EXERCISE OBJECTIVE = Find the word "GEBRUIKTE" in the listing; pull out each line holding it.

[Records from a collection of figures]
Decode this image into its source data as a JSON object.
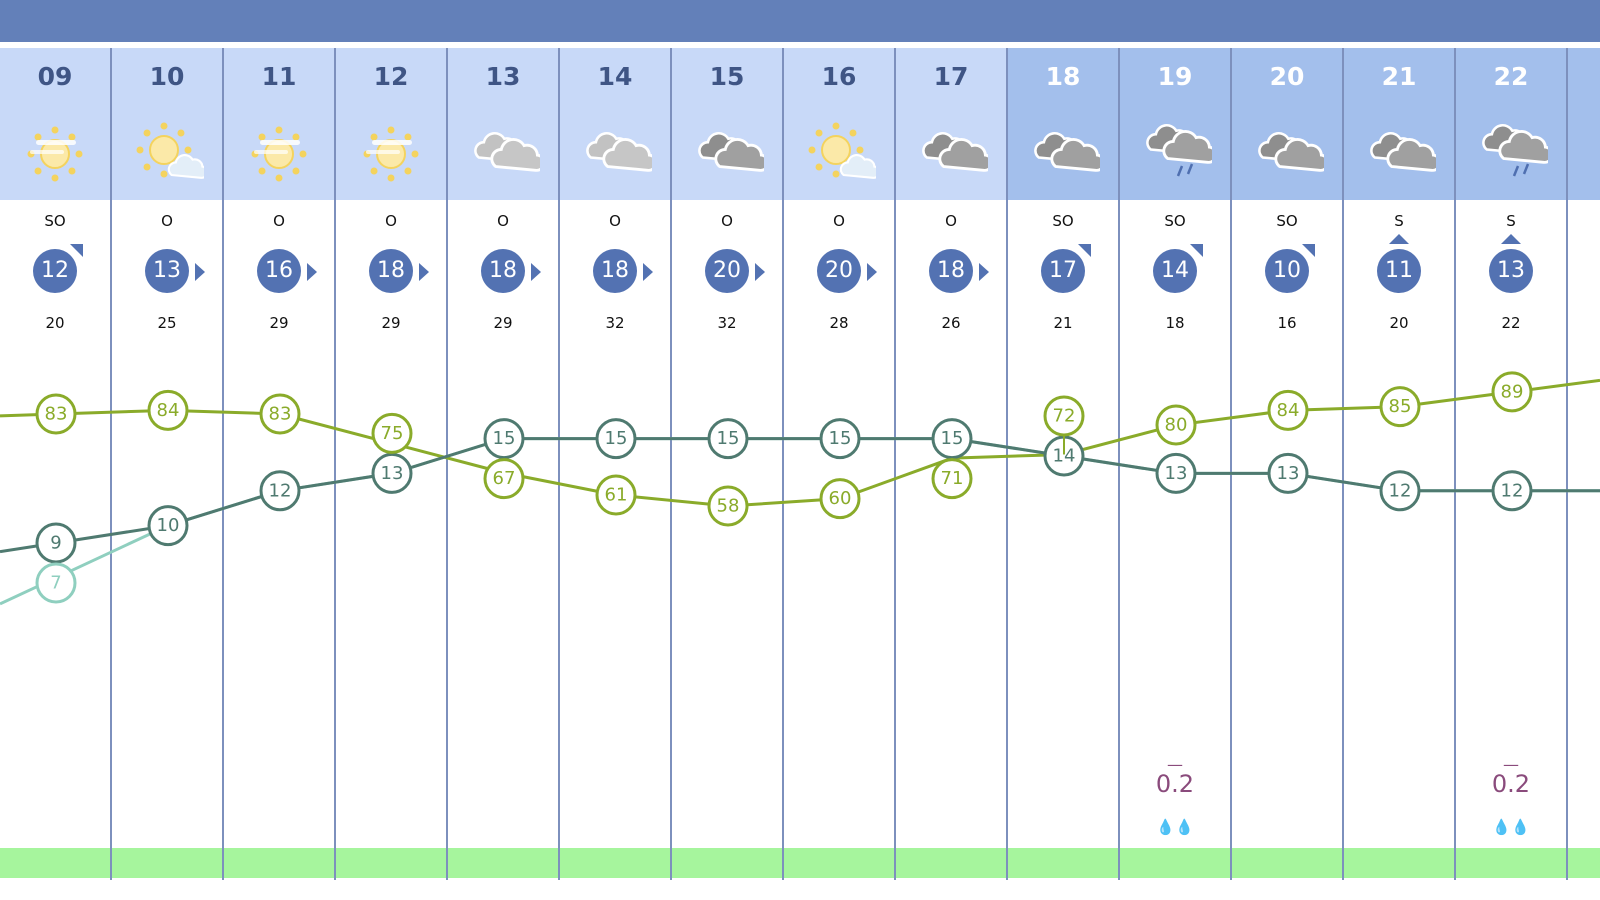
{
  "colors": {
    "header_bar": "#6380b9",
    "header_light": "#c8d9f8",
    "header_dark": "#a3bfec",
    "wind_badge": "#5372b2",
    "humidity": "#8aab2a",
    "temperature": "#4f7a70",
    "feels_like": "#8fcfbf",
    "rain_text": "#8a4b7c",
    "green_bar": "#a6f59d"
  },
  "hours": [
    {
      "hour": "09",
      "icon": "sun-haze-icon",
      "dir": "SO",
      "arrow": "ne",
      "wind": "12",
      "gust": "20",
      "dark": false
    },
    {
      "hour": "10",
      "icon": "sun-cloud-icon",
      "dir": "O",
      "arrow": "e",
      "wind": "13",
      "gust": "25",
      "dark": false
    },
    {
      "hour": "11",
      "icon": "sun-haze-icon",
      "dir": "O",
      "arrow": "e",
      "wind": "16",
      "gust": "29",
      "dark": false
    },
    {
      "hour": "12",
      "icon": "sun-haze-icon",
      "dir": "O",
      "arrow": "e",
      "wind": "18",
      "gust": "29",
      "dark": false
    },
    {
      "hour": "13",
      "icon": "light-clouds-icon",
      "dir": "O",
      "arrow": "e",
      "wind": "18",
      "gust": "29",
      "dark": false
    },
    {
      "hour": "14",
      "icon": "light-clouds-icon",
      "dir": "O",
      "arrow": "e",
      "wind": "18",
      "gust": "32",
      "dark": false
    },
    {
      "hour": "15",
      "icon": "clouds-icon",
      "dir": "O",
      "arrow": "e",
      "wind": "20",
      "gust": "32",
      "dark": false
    },
    {
      "hour": "16",
      "icon": "sun-cloud-icon",
      "dir": "O",
      "arrow": "e",
      "wind": "20",
      "gust": "28",
      "dark": false
    },
    {
      "hour": "17",
      "icon": "clouds-icon",
      "dir": "O",
      "arrow": "e",
      "wind": "18",
      "gust": "26",
      "dark": false
    },
    {
      "hour": "18",
      "icon": "clouds-icon",
      "dir": "SO",
      "arrow": "ne",
      "wind": "17",
      "gust": "21",
      "dark": true
    },
    {
      "hour": "19",
      "icon": "rain-clouds-icon",
      "dir": "SO",
      "arrow": "ne",
      "wind": "14",
      "gust": "18",
      "dark": true,
      "rain": "0.2",
      "rain_dash": "—"
    },
    {
      "hour": "20",
      "icon": "clouds-icon",
      "dir": "SO",
      "arrow": "ne",
      "wind": "10",
      "gust": "16",
      "dark": true
    },
    {
      "hour": "21",
      "icon": "clouds-icon",
      "dir": "S",
      "arrow": "n",
      "wind": "11",
      "gust": "20",
      "dark": true
    },
    {
      "hour": "22",
      "icon": "rain-clouds-icon",
      "dir": "S",
      "arrow": "n",
      "wind": "13",
      "gust": "22",
      "dark": true,
      "rain": "0.2",
      "rain_dash": "—"
    }
  ],
  "chart_data": {
    "type": "line",
    "categories": [
      "09",
      "10",
      "11",
      "12",
      "13",
      "14",
      "15",
      "16",
      "17",
      "18",
      "19",
      "20",
      "21",
      "22"
    ],
    "series": [
      {
        "key": "humidity",
        "values": [
          83,
          84,
          83,
          75,
          67,
          61,
          58,
          60,
          71,
          72,
          80,
          84,
          85,
          89
        ]
      },
      {
        "key": "temperature",
        "values": [
          9,
          10,
          12,
          13,
          15,
          15,
          15,
          15,
          15,
          14,
          13,
          13,
          12,
          12
        ]
      },
      {
        "key": "feels_like",
        "values": [
          7,
          10,
          12,
          13,
          15,
          15,
          15,
          15,
          15,
          14,
          13,
          13,
          12,
          12
        ],
        "labels_shown": [
          "09"
        ]
      }
    ]
  }
}
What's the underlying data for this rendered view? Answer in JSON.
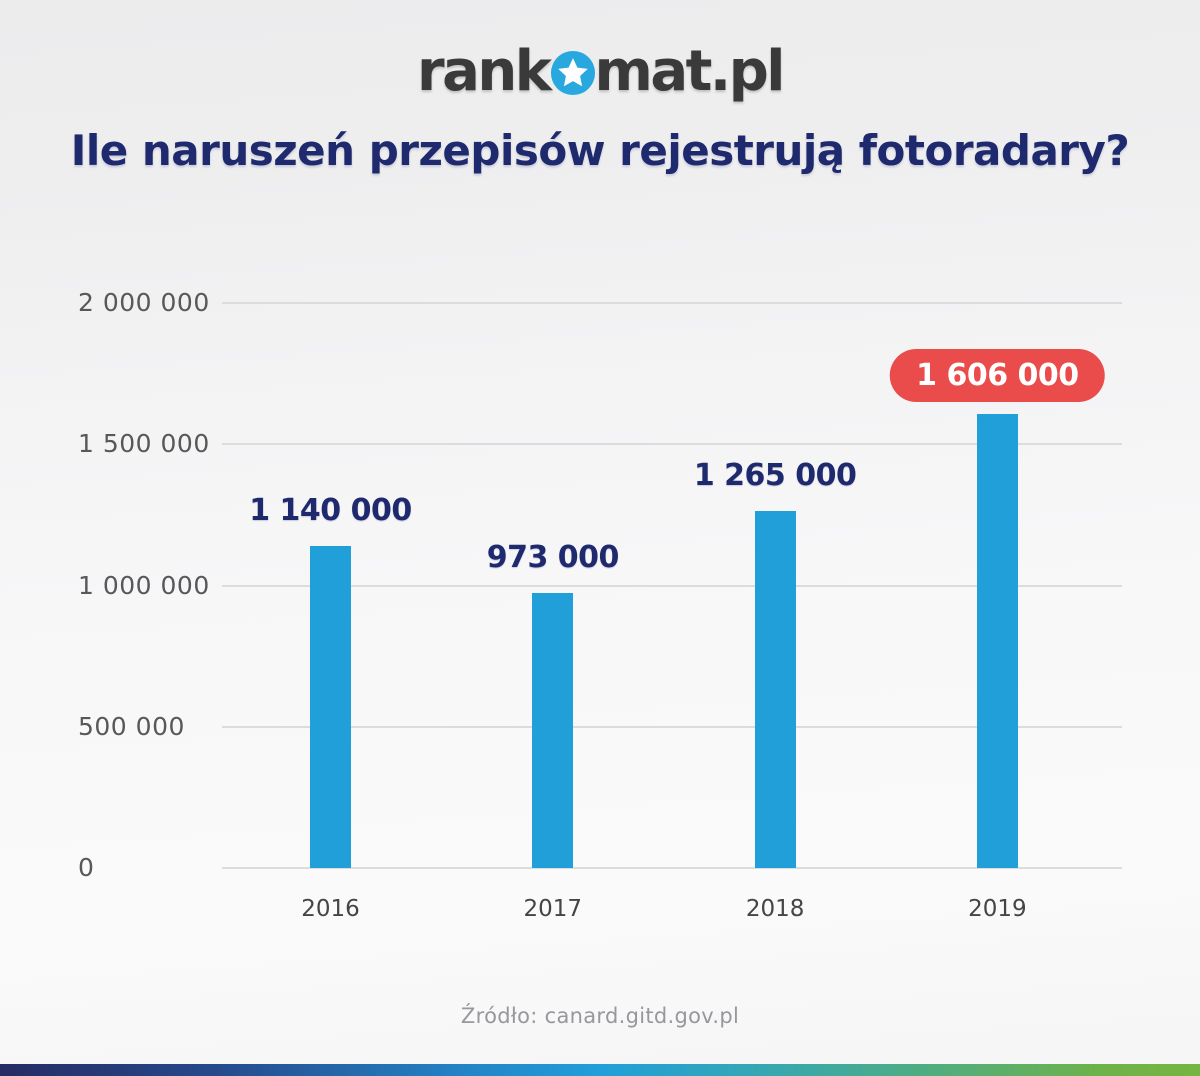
{
  "logo": {
    "prefix": "rank",
    "suffix": "mat.pl",
    "star_icon": "star-in-blue-circle"
  },
  "header": {
    "title": "Ile naruszeń przepisów rejestrują fotoradary?"
  },
  "footer": {
    "source": "Źródło: canard.gitd.gov.pl"
  },
  "colors": {
    "bar": "#219FD9",
    "navy": "#1F2A6E",
    "badge_red": "#EA4B4B",
    "badge_text": "#FFFFFF",
    "gridline": "#DCDCDD",
    "y_tick": "#58585A",
    "x_tick": "#454545",
    "source_text": "#97979D",
    "logo_text": "#3A3A3A",
    "logo_star_bg": "#29A8E0",
    "logo_star": "#FFFFFF",
    "footer_gradient_left": "#262B63",
    "footer_gradient_mid": "#219FD9",
    "footer_gradient_right": "#76B541"
  },
  "chart_data": {
    "type": "bar",
    "title": "Ile naruszeń przepisów rejestrują fotoradary?",
    "categories": [
      "2016",
      "2017",
      "2018",
      "2019"
    ],
    "values": [
      1140000,
      973000,
      1265000,
      1606000
    ],
    "value_labels": [
      "1 140 000",
      "973 000",
      "1 265 000",
      "1 606 000"
    ],
    "highlight_index": 3,
    "highlight_style": "red-pill-badge",
    "ylim": [
      0,
      2000000
    ],
    "y_ticks": [
      0,
      500000,
      1000000,
      1500000,
      2000000
    ],
    "y_tick_labels": [
      "0",
      "500 000",
      "1 000 000",
      "1 500 000",
      "2 000 000"
    ],
    "grid": true,
    "legend": null,
    "xlabel": "",
    "ylabel": "",
    "source": "Źródło: canard.gitd.gov.pl"
  }
}
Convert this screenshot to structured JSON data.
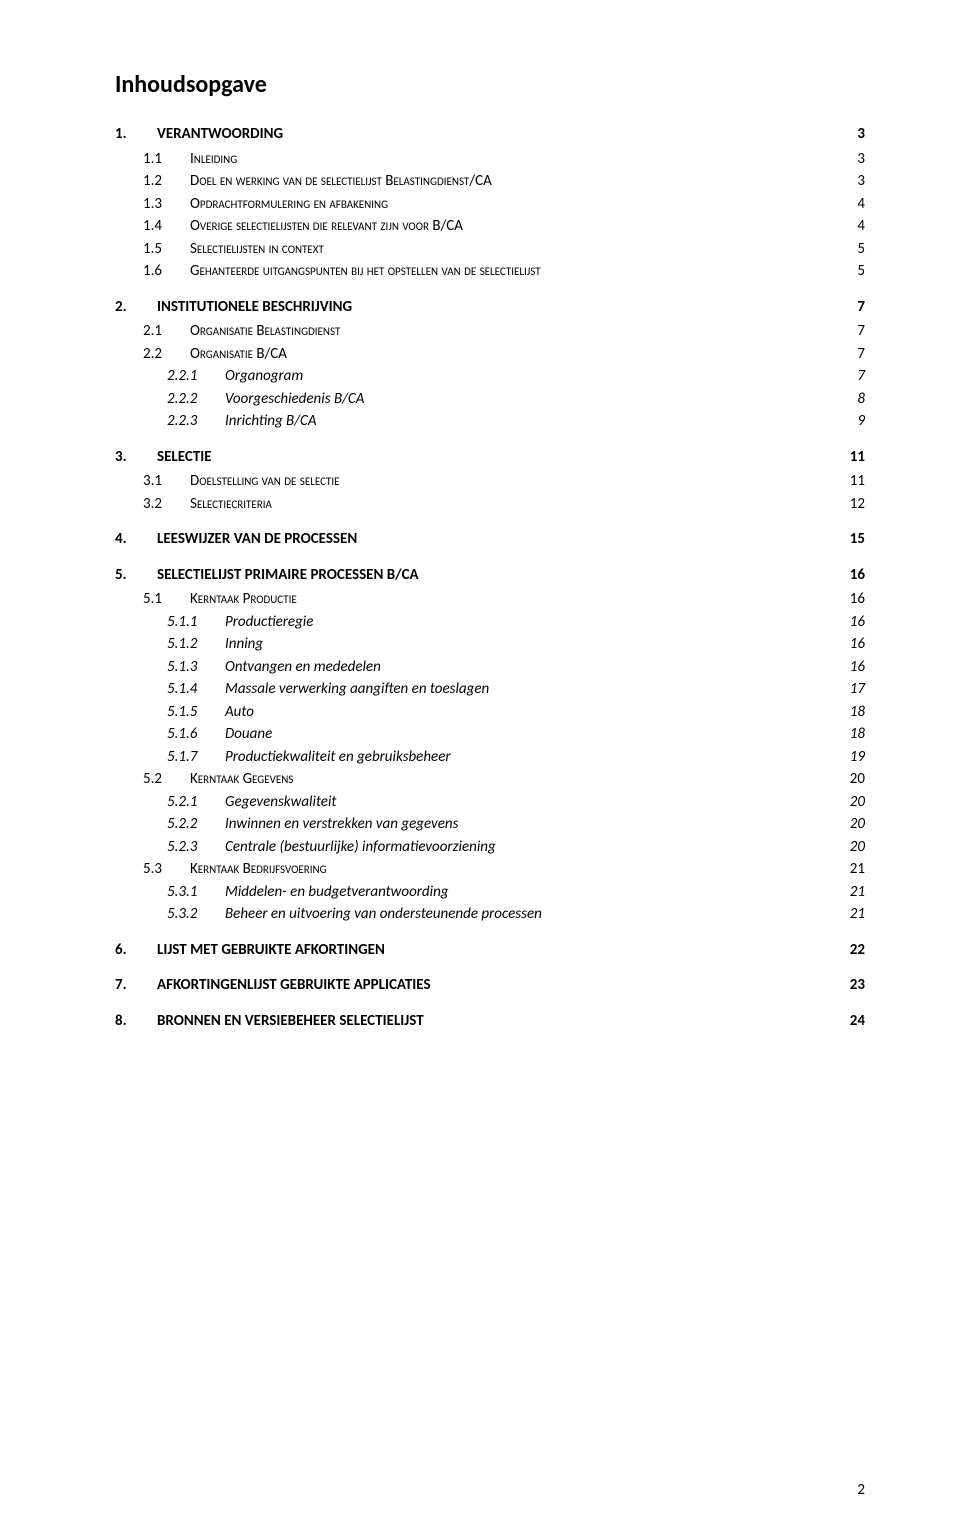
{
  "colors": {
    "background": "#ffffff",
    "text": "#000000"
  },
  "title": "Inhoudsopgave",
  "page_number": "2",
  "entries": [
    {
      "level": 1,
      "num": "1.",
      "label": "VERANTWOORDING",
      "page": "3"
    },
    {
      "level": 2,
      "num": "1.1",
      "label": "Inleiding",
      "page": "3"
    },
    {
      "level": 2,
      "num": "1.2",
      "label": "Doel en werking van de selectielijst Belastingdienst/CA",
      "page": "3"
    },
    {
      "level": 2,
      "num": "1.3",
      "label": "Opdrachtformulering en afbakening",
      "page": "4"
    },
    {
      "level": 2,
      "num": "1.4",
      "label": "Overige selectielijsten die relevant zijn voor B/CA",
      "page": "4"
    },
    {
      "level": 2,
      "num": "1.5",
      "label": "Selectielijsten in context",
      "page": "5"
    },
    {
      "level": 2,
      "num": "1.6",
      "label": "Gehanteerde uitgangspunten bij het opstellen van de selectielijst",
      "page": "5"
    },
    {
      "level": 1,
      "num": "2.",
      "label": "INSTITUTIONELE BESCHRIJVING",
      "page": "7"
    },
    {
      "level": 2,
      "num": "2.1",
      "label": "Organisatie Belastingdienst",
      "page": "7"
    },
    {
      "level": 2,
      "num": "2.2",
      "label": "Organisatie B/CA",
      "page": "7"
    },
    {
      "level": 3,
      "num": "2.2.1",
      "label": "Organogram",
      "page": "7"
    },
    {
      "level": 3,
      "num": "2.2.2",
      "label": "Voorgeschiedenis B/CA",
      "page": "8"
    },
    {
      "level": 3,
      "num": "2.2.3",
      "label": "Inrichting B/CA",
      "page": "9"
    },
    {
      "level": 1,
      "num": "3.",
      "label": "SELECTIE",
      "page": "11"
    },
    {
      "level": 2,
      "num": "3.1",
      "label": "Doelstelling van de selectie",
      "page": "11"
    },
    {
      "level": 2,
      "num": "3.2",
      "label": "Selectiecriteria",
      "page": "12"
    },
    {
      "level": 1,
      "num": "4.",
      "label": "LEESWIJZER VAN DE PROCESSEN",
      "page": "15"
    },
    {
      "level": 1,
      "num": "5.",
      "label": "SELECTIELIJST PRIMAIRE PROCESSEN B/CA",
      "page": "16"
    },
    {
      "level": 2,
      "num": "5.1",
      "label": "Kerntaak Productie",
      "page": "16"
    },
    {
      "level": 3,
      "num": "5.1.1",
      "label": "Productieregie",
      "page": "16"
    },
    {
      "level": 3,
      "num": "5.1.2",
      "label": "Inning",
      "page": "16"
    },
    {
      "level": 3,
      "num": "5.1.3",
      "label": "Ontvangen en mededelen",
      "page": "16"
    },
    {
      "level": 3,
      "num": "5.1.4",
      "label": "Massale verwerking aangiften en toeslagen",
      "page": "17"
    },
    {
      "level": 3,
      "num": "5.1.5",
      "label": "Auto",
      "page": "18"
    },
    {
      "level": 3,
      "num": "5.1.6",
      "label": "Douane",
      "page": "18"
    },
    {
      "level": 3,
      "num": "5.1.7",
      "label": "Productiekwaliteit en gebruiksbeheer",
      "page": "19"
    },
    {
      "level": 2,
      "num": "5.2",
      "label": "Kerntaak Gegevens",
      "page": "20"
    },
    {
      "level": 3,
      "num": "5.2.1",
      "label": "Gegevenskwaliteit",
      "page": "20"
    },
    {
      "level": 3,
      "num": "5.2.2",
      "label": "Inwinnen en verstrekken van gegevens",
      "page": "20"
    },
    {
      "level": 3,
      "num": "5.2.3",
      "label": "Centrale (bestuurlijke) informatievoorziening",
      "page": "20"
    },
    {
      "level": 2,
      "num": "5.3",
      "label": "Kerntaak Bedrijfsvoering",
      "page": "21"
    },
    {
      "level": 3,
      "num": "5.3.1",
      "label": "Middelen- en budgetverantwoording",
      "page": "21"
    },
    {
      "level": 3,
      "num": "5.3.2",
      "label": "Beheer en uitvoering van ondersteunende processen",
      "page": "21"
    },
    {
      "level": 1,
      "num": "6.",
      "label": "LIJST MET GEBRUIKTE AFKORTINGEN",
      "page": "22"
    },
    {
      "level": 1,
      "num": "7.",
      "label": "AFKORTINGENLIJST GEBRUIKTE APPLICATIES",
      "page": "23"
    },
    {
      "level": 1,
      "num": "8.",
      "label": "BRONNEN EN VERSIEBEHEER SELECTIELIJST",
      "page": "24"
    }
  ]
}
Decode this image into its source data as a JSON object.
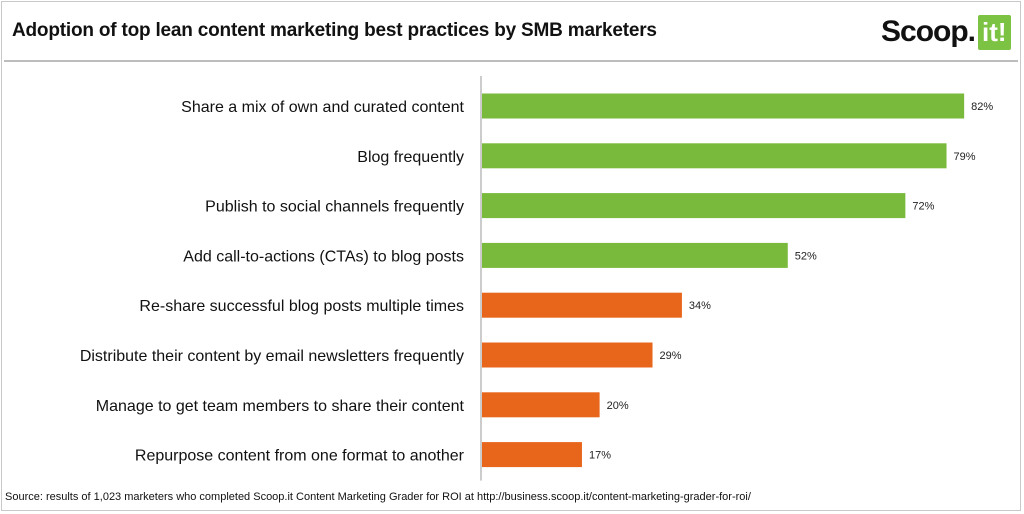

EXERCISE OUTPUT =
      "label": "LIJST MET GEBRUIKTE AFKORTINGEN",
      "label": "AFKORTINGENLIJST GEBRUIKTE APPLICATIES",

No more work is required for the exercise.